- **Your instructions**
Here are some records; copy every line that holds the word "Melanie".

Dataset items
★ ★ ★ ★

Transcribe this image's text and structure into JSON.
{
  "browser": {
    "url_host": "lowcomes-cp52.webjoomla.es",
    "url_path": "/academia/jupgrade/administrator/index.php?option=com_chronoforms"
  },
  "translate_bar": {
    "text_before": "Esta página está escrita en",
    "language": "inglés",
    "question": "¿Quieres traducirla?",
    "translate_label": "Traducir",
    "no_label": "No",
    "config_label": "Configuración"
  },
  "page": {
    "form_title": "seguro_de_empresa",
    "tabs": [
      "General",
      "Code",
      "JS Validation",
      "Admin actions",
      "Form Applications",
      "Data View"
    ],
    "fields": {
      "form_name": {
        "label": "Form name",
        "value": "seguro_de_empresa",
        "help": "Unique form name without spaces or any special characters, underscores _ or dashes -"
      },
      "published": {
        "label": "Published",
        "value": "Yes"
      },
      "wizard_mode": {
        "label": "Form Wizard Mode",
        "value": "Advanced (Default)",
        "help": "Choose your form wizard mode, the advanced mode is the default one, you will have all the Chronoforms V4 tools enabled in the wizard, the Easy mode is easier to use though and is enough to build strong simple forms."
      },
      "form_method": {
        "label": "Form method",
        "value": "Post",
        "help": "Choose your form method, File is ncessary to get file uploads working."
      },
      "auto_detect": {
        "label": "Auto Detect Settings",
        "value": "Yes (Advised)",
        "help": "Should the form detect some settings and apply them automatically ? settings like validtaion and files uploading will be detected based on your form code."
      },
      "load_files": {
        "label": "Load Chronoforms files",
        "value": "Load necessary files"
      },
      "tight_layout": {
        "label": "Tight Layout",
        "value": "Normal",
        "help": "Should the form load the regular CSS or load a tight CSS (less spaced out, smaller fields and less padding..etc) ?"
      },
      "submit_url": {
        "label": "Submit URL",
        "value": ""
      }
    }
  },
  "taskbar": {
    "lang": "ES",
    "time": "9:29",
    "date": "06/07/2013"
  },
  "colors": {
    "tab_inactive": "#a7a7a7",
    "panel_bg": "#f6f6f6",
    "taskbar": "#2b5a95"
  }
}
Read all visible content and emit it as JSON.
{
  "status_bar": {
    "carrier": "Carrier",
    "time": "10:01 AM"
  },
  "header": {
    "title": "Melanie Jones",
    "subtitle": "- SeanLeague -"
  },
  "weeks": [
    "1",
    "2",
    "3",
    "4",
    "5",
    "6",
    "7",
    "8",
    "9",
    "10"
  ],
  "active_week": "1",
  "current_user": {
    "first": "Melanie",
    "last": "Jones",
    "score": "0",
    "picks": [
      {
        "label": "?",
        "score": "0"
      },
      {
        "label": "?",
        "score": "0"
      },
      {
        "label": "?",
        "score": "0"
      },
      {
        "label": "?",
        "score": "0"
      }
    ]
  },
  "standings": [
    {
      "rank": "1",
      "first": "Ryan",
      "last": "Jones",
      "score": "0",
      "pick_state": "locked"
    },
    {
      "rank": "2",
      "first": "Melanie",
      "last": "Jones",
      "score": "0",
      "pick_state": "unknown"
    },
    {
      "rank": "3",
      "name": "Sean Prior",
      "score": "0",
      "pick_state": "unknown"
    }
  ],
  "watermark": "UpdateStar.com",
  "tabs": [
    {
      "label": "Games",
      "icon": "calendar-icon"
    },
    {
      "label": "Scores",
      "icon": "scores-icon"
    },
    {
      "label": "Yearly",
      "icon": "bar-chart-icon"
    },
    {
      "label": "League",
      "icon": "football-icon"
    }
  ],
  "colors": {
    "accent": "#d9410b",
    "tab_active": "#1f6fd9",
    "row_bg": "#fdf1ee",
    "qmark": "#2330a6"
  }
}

★ ★ ★ ★

- **Written response**
    "title": "Melanie Jones",
    "first": "Melanie",
      "first": "Melanie",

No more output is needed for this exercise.